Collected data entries
--------------------

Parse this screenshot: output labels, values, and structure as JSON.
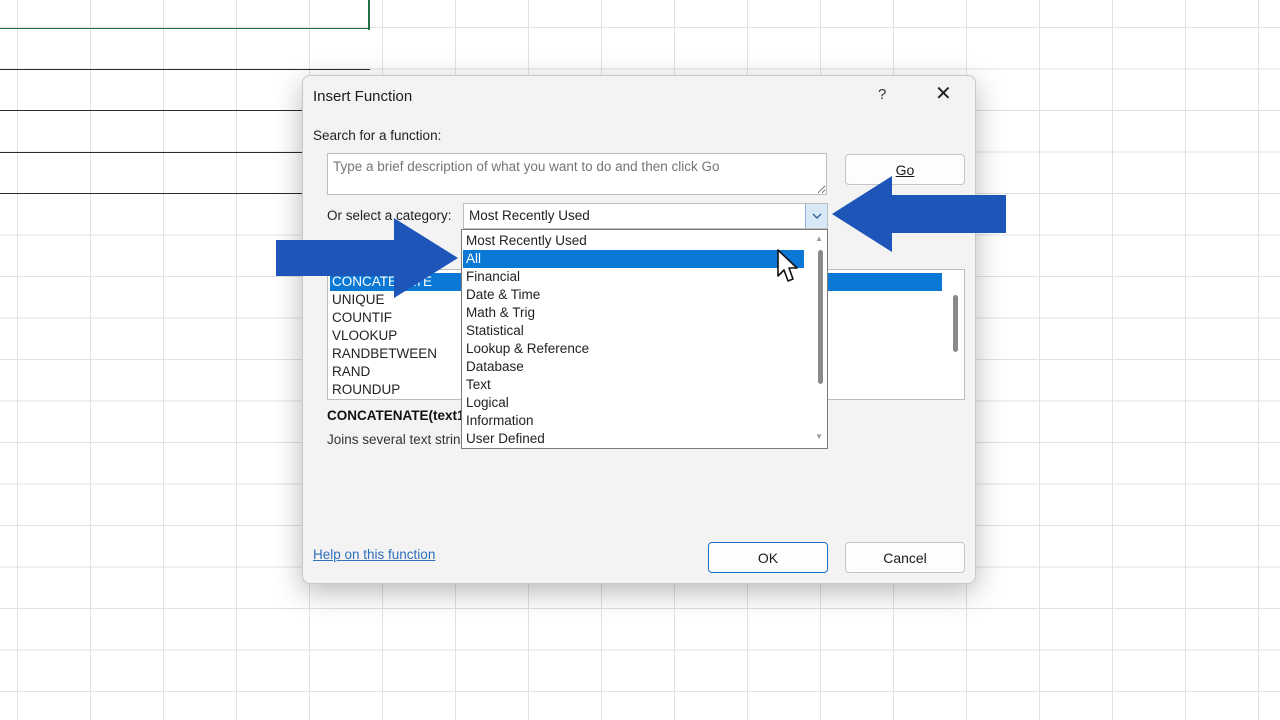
{
  "dialog": {
    "title": "Insert Function",
    "help_button": "?",
    "close_button": "✕",
    "search_label": "Search for a function:",
    "search_placeholder": "Type a brief description of what you want to do and then click Go",
    "go_button": "Go",
    "category_label": "Or select a category:",
    "category_value": "Most Recently Used",
    "function_list": [
      "CONCATENATE",
      "UNIQUE",
      "COUNTIF",
      "VLOOKUP",
      "RANDBETWEEN",
      "RAND",
      "ROUNDUP"
    ],
    "selected_function": "CONCATENATE",
    "syntax": "CONCATENATE(text1",
    "description": "Joins several text strin",
    "help_link": "Help on this function",
    "ok_button": "OK",
    "cancel_button": "Cancel"
  },
  "category_dropdown": {
    "options": [
      "Most Recently Used",
      "All",
      "Financial",
      "Date & Time",
      "Math & Trig",
      "Statistical",
      "Lookup & Reference",
      "Database",
      "Text",
      "Logical",
      "Information",
      "User Defined"
    ],
    "highlighted": "All"
  },
  "colors": {
    "selection": "#0a78d4",
    "arrow": "#1d56b8",
    "link": "#2f6fbf"
  },
  "icons": {
    "combo_arrow": "chevron-down-icon",
    "cursor": "mouse-pointer-icon",
    "close": "close-icon"
  }
}
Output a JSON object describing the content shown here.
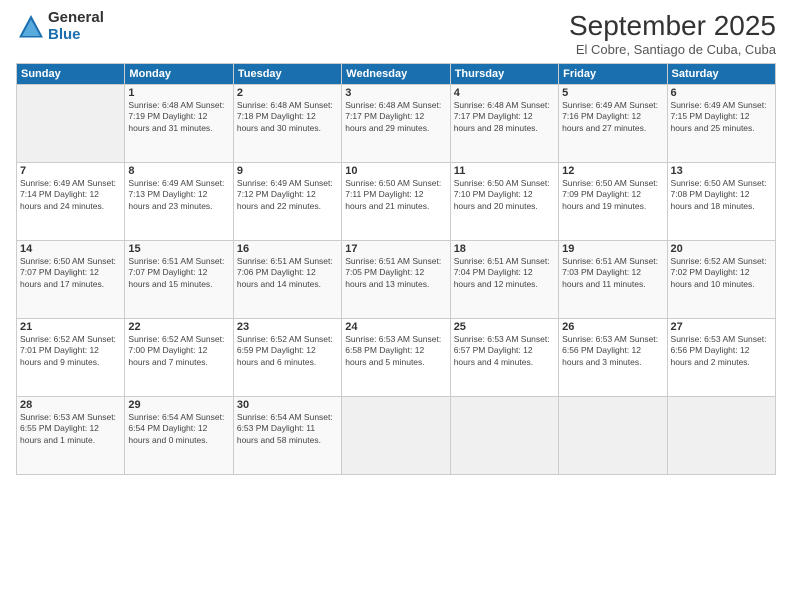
{
  "header": {
    "logo_general": "General",
    "logo_blue": "Blue",
    "month_title": "September 2025",
    "subtitle": "El Cobre, Santiago de Cuba, Cuba"
  },
  "weekdays": [
    "Sunday",
    "Monday",
    "Tuesday",
    "Wednesday",
    "Thursday",
    "Friday",
    "Saturday"
  ],
  "weeks": [
    [
      {
        "day": "",
        "content": ""
      },
      {
        "day": "1",
        "content": "Sunrise: 6:48 AM\nSunset: 7:19 PM\nDaylight: 12 hours\nand 31 minutes."
      },
      {
        "day": "2",
        "content": "Sunrise: 6:48 AM\nSunset: 7:18 PM\nDaylight: 12 hours\nand 30 minutes."
      },
      {
        "day": "3",
        "content": "Sunrise: 6:48 AM\nSunset: 7:17 PM\nDaylight: 12 hours\nand 29 minutes."
      },
      {
        "day": "4",
        "content": "Sunrise: 6:48 AM\nSunset: 7:17 PM\nDaylight: 12 hours\nand 28 minutes."
      },
      {
        "day": "5",
        "content": "Sunrise: 6:49 AM\nSunset: 7:16 PM\nDaylight: 12 hours\nand 27 minutes."
      },
      {
        "day": "6",
        "content": "Sunrise: 6:49 AM\nSunset: 7:15 PM\nDaylight: 12 hours\nand 25 minutes."
      }
    ],
    [
      {
        "day": "7",
        "content": "Sunrise: 6:49 AM\nSunset: 7:14 PM\nDaylight: 12 hours\nand 24 minutes."
      },
      {
        "day": "8",
        "content": "Sunrise: 6:49 AM\nSunset: 7:13 PM\nDaylight: 12 hours\nand 23 minutes."
      },
      {
        "day": "9",
        "content": "Sunrise: 6:49 AM\nSunset: 7:12 PM\nDaylight: 12 hours\nand 22 minutes."
      },
      {
        "day": "10",
        "content": "Sunrise: 6:50 AM\nSunset: 7:11 PM\nDaylight: 12 hours\nand 21 minutes."
      },
      {
        "day": "11",
        "content": "Sunrise: 6:50 AM\nSunset: 7:10 PM\nDaylight: 12 hours\nand 20 minutes."
      },
      {
        "day": "12",
        "content": "Sunrise: 6:50 AM\nSunset: 7:09 PM\nDaylight: 12 hours\nand 19 minutes."
      },
      {
        "day": "13",
        "content": "Sunrise: 6:50 AM\nSunset: 7:08 PM\nDaylight: 12 hours\nand 18 minutes."
      }
    ],
    [
      {
        "day": "14",
        "content": "Sunrise: 6:50 AM\nSunset: 7:07 PM\nDaylight: 12 hours\nand 17 minutes."
      },
      {
        "day": "15",
        "content": "Sunrise: 6:51 AM\nSunset: 7:07 PM\nDaylight: 12 hours\nand 15 minutes."
      },
      {
        "day": "16",
        "content": "Sunrise: 6:51 AM\nSunset: 7:06 PM\nDaylight: 12 hours\nand 14 minutes."
      },
      {
        "day": "17",
        "content": "Sunrise: 6:51 AM\nSunset: 7:05 PM\nDaylight: 12 hours\nand 13 minutes."
      },
      {
        "day": "18",
        "content": "Sunrise: 6:51 AM\nSunset: 7:04 PM\nDaylight: 12 hours\nand 12 minutes."
      },
      {
        "day": "19",
        "content": "Sunrise: 6:51 AM\nSunset: 7:03 PM\nDaylight: 12 hours\nand 11 minutes."
      },
      {
        "day": "20",
        "content": "Sunrise: 6:52 AM\nSunset: 7:02 PM\nDaylight: 12 hours\nand 10 minutes."
      }
    ],
    [
      {
        "day": "21",
        "content": "Sunrise: 6:52 AM\nSunset: 7:01 PM\nDaylight: 12 hours\nand 9 minutes."
      },
      {
        "day": "22",
        "content": "Sunrise: 6:52 AM\nSunset: 7:00 PM\nDaylight: 12 hours\nand 7 minutes."
      },
      {
        "day": "23",
        "content": "Sunrise: 6:52 AM\nSunset: 6:59 PM\nDaylight: 12 hours\nand 6 minutes."
      },
      {
        "day": "24",
        "content": "Sunrise: 6:53 AM\nSunset: 6:58 PM\nDaylight: 12 hours\nand 5 minutes."
      },
      {
        "day": "25",
        "content": "Sunrise: 6:53 AM\nSunset: 6:57 PM\nDaylight: 12 hours\nand 4 minutes."
      },
      {
        "day": "26",
        "content": "Sunrise: 6:53 AM\nSunset: 6:56 PM\nDaylight: 12 hours\nand 3 minutes."
      },
      {
        "day": "27",
        "content": "Sunrise: 6:53 AM\nSunset: 6:56 PM\nDaylight: 12 hours\nand 2 minutes."
      }
    ],
    [
      {
        "day": "28",
        "content": "Sunrise: 6:53 AM\nSunset: 6:55 PM\nDaylight: 12 hours\nand 1 minute."
      },
      {
        "day": "29",
        "content": "Sunrise: 6:54 AM\nSunset: 6:54 PM\nDaylight: 12 hours\nand 0 minutes."
      },
      {
        "day": "30",
        "content": "Sunrise: 6:54 AM\nSunset: 6:53 PM\nDaylight: 11 hours\nand 58 minutes."
      },
      {
        "day": "",
        "content": ""
      },
      {
        "day": "",
        "content": ""
      },
      {
        "day": "",
        "content": ""
      },
      {
        "day": "",
        "content": ""
      }
    ]
  ]
}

--------------------

Set task
Copy every line in the entries above that has the string "CONCATENATE" in it.

Reply
      "CONCATENATE",
    "selected_function": "CONCATENATE",
    "syntax": "CONCATENATE(text1",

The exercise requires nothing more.